Cuando dejaste la adolescencia, medías el futuro por años. Los adultos de ayer y de hoy lo hacen por meses, recontando nóminas y dinero. Los más sabios, que siempre serán los viejos aunque nunca se lo reconozcan, apenas sueñan con el día de mañana amparados en una curiosidad paradójicamente infantil por ver si llega. El resto, bruma inútil, agujeros negros devoradores de esperanzas.
Antes de la pandemia, esa que ha roto nuestras vidas en costurones de inseguridad, también contábamos en lustros, que eran anticipos de décadas; ladrillos cuidadosamente ordenados hasta medir el paso de las generaciones, de a cuatro en cada siglo. Ahora, ya no. Nos basta con vivir sin tener el tiempo como referencia.
━━━
| Tareas del ejercicio |
[a] Responde estas preguntas sobre el texto sobre el tiempo:
(i) ¿Cómo medías el futuro cuando dejaste la adolescencia?
(ii) ¿Qué recuentan los adultos de ayer y de hoy al medir el futuro por meses?
(iii) Antes de la pandemia, ¿en qué unidad contábamos también?
[b] Reproduce sin cambios el fragmento del texto sobre el tiempo desde "Cuando dejaste la" hasta "tiempo como referencia.".
[c] Escribe la continuación del texto sobre el tiempo a partir de su última frase.
━━━
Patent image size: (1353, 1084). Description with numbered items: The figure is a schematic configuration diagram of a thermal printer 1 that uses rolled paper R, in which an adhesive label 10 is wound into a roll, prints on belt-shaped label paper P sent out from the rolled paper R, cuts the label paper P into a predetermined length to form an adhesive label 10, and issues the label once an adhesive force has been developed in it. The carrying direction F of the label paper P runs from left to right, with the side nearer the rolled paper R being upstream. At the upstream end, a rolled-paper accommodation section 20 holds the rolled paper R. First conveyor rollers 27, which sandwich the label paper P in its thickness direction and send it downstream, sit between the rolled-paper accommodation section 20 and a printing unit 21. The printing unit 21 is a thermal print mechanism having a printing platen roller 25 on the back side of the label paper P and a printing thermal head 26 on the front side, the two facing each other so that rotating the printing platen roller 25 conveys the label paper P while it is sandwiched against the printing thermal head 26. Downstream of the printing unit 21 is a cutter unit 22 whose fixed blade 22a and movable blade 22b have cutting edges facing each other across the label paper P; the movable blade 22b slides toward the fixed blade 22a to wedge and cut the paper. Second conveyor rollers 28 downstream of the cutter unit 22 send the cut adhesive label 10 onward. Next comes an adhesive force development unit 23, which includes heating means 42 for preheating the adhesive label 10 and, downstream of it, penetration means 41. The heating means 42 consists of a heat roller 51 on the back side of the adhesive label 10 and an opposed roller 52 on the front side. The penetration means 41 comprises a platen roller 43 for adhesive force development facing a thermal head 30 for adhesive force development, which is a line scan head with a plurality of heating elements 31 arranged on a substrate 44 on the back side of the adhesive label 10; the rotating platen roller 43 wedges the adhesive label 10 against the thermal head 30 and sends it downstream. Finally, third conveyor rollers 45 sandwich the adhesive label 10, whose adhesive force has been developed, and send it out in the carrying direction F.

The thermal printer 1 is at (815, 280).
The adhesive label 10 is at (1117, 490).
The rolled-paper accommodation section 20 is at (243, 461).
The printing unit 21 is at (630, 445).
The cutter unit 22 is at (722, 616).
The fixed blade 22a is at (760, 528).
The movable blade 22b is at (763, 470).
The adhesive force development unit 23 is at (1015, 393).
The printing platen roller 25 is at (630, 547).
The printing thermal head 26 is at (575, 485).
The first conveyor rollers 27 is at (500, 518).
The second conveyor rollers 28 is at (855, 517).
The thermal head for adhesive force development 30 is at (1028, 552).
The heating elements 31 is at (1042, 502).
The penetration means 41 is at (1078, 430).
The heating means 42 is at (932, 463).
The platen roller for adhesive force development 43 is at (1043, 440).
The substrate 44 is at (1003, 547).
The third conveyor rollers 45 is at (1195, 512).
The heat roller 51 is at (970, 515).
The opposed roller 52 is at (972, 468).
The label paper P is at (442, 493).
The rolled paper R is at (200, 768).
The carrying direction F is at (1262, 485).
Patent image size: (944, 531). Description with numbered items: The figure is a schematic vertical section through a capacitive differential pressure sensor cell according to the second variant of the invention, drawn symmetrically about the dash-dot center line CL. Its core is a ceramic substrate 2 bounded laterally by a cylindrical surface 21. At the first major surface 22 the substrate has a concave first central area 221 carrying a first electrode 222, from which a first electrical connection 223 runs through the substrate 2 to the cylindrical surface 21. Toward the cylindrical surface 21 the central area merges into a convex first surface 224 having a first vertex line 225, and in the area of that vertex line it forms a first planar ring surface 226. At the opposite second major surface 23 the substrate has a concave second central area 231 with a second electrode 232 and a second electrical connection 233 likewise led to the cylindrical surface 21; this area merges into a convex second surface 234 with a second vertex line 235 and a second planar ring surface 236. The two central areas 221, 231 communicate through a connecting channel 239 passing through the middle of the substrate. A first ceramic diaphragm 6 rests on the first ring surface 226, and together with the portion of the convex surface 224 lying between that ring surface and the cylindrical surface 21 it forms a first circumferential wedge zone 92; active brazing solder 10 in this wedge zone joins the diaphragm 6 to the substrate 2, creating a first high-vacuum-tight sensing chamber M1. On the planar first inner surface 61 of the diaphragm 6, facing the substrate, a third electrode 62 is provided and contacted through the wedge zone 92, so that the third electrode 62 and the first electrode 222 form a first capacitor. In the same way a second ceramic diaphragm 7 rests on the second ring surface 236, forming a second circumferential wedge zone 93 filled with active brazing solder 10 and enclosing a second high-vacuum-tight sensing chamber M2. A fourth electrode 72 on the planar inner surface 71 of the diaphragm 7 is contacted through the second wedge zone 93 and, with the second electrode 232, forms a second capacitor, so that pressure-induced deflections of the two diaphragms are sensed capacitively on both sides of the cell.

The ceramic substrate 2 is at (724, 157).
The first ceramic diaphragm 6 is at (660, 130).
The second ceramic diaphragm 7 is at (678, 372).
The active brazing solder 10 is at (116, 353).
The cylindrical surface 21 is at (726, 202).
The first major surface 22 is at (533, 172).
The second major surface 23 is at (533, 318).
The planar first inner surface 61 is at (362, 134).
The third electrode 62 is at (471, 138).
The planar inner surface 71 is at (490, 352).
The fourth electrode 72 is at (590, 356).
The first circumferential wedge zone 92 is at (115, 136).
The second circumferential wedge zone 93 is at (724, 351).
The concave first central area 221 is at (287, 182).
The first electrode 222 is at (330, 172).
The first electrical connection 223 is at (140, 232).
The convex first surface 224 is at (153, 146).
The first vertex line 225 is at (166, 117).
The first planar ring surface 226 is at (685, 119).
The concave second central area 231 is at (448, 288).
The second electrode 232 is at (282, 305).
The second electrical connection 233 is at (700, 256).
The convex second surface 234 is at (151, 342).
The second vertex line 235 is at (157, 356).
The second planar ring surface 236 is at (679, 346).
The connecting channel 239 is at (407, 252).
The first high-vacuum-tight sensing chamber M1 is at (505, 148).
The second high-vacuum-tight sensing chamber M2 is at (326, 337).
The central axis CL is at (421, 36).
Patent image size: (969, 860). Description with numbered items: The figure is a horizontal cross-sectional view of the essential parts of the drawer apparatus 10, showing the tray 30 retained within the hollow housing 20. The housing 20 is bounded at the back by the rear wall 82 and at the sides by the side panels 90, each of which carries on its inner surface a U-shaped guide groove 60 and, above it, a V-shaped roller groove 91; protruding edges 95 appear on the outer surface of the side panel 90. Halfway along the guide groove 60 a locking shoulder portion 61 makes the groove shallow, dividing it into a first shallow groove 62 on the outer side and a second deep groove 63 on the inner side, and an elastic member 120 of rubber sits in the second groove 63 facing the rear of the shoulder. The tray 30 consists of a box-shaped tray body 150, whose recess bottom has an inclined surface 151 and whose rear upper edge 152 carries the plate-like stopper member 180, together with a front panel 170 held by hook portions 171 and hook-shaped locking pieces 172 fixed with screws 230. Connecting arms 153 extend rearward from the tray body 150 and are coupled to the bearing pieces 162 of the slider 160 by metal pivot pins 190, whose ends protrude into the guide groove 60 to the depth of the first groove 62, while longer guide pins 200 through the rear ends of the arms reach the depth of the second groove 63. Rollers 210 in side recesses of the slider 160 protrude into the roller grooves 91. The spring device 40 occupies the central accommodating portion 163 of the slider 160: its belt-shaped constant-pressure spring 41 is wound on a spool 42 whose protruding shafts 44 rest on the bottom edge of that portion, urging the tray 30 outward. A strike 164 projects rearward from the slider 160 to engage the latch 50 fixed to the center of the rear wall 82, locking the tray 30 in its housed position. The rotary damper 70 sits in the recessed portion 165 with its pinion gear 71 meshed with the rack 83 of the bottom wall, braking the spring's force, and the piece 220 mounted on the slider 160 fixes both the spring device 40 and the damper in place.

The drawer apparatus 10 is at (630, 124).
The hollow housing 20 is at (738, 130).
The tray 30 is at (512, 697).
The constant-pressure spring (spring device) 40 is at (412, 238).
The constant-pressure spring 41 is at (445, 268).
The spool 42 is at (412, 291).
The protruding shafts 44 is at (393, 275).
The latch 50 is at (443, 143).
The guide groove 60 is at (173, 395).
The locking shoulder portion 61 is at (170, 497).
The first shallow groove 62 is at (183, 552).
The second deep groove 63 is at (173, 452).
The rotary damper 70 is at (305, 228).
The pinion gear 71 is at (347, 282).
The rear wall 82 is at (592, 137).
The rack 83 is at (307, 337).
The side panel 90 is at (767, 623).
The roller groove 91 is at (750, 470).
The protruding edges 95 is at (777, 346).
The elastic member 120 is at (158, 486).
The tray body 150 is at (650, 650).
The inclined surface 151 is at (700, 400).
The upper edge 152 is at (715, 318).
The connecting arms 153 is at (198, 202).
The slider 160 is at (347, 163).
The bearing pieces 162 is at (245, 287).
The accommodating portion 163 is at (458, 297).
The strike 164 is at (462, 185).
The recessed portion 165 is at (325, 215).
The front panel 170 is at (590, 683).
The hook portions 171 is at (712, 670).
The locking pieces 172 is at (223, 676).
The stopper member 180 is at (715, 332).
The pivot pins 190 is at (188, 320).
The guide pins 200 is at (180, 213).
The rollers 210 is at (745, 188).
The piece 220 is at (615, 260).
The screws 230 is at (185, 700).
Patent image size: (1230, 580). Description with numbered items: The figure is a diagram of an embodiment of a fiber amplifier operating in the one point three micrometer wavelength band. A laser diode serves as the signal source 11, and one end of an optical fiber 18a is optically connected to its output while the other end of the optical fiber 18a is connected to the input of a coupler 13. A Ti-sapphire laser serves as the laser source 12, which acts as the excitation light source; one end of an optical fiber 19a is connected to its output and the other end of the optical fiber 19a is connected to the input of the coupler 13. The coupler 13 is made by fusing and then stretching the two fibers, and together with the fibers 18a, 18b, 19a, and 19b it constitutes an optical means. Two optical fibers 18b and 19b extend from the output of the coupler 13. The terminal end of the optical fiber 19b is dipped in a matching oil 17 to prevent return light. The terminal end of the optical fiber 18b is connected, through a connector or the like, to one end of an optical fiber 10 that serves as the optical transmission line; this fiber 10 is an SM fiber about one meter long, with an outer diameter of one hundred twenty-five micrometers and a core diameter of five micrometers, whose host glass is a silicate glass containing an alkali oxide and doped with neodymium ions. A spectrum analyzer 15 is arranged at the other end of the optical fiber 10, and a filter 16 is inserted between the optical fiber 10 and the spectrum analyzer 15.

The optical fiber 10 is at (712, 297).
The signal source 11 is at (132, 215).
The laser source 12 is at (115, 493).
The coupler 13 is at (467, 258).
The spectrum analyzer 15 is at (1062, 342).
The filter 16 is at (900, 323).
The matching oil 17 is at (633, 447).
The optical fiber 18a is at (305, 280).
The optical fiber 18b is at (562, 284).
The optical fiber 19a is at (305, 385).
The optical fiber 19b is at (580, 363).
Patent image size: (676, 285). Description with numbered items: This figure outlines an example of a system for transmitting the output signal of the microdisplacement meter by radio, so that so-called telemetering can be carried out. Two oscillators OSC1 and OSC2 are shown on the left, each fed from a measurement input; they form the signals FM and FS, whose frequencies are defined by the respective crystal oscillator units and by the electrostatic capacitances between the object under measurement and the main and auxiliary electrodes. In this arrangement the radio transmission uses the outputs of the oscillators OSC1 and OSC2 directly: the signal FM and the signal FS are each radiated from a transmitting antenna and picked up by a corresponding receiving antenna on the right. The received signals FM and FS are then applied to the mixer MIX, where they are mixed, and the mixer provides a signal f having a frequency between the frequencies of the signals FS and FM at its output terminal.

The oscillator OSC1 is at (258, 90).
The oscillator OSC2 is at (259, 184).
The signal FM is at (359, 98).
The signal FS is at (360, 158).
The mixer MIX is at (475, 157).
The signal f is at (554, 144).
━━━
| Respuestas por tarea |
[a]
(i) Por años.
(ii) Nóminas y dinero.
(iii) En lustros.

[b]
Cuando dejaste la adolescencia, medías el futuro por años. Los adultos de ayer y de hoy lo hacen por meses, recontando nóminas y dinero. Los más sabios, que siempre serán los viejos aunque nunca se lo reconozcan, apenas sueñan con el día de mañana amparados en una curiosidad paradójicamente infantil por ver si llega. El resto, bruma inútil, agujeros negros devoradores de esperanzas.
Antes de la pandemia, esa que ha roto nuestras vidas en costurones de inseguridad, también contábamos en lustros, que eran anticipos de décadas; ladrillos cuidadosamente ordenados hasta medir el paso de las generaciones, de a cuatro en cada siglo. Ahora, ya no. Nos basta con vivir sin tener el tiempo como referencia.

[c]
A todo aquel que escribe, incluso al que le leen tan poco como a este paseante, le desasosiega más que nada reencontrarse con los textos que fue dejando en el pasado. Son, como las viejas fotografías, reflejo de lo que no puede volver a ser, ni para revivirlo ni para cambiarlo.
Eso es lo que le acaba de pasar al arriba firmante al encontrarse, en una traicionera esquina de Google, con el artículo que se reproduce más abajo. Trata de tauromaquia, eso en lo que muchos sólo ven salvajismo y en lo que otros han llegado a constatar que el tiempo puede quedar detenido, tan real como milagrosamente, en un pase natural. Ojos distintos, visiones distintas entre la realidad y el alma.
Aquello que se publicó bajo el título de «Apuntes taurinos entre Guadalajara y Guadalajara, pasando por Madrid», al día siguiente de un San Isidro, el 16 de mayo de 2016 y a propósito de una novillada en Madrid ha revivido hoy, sin pretenderlo.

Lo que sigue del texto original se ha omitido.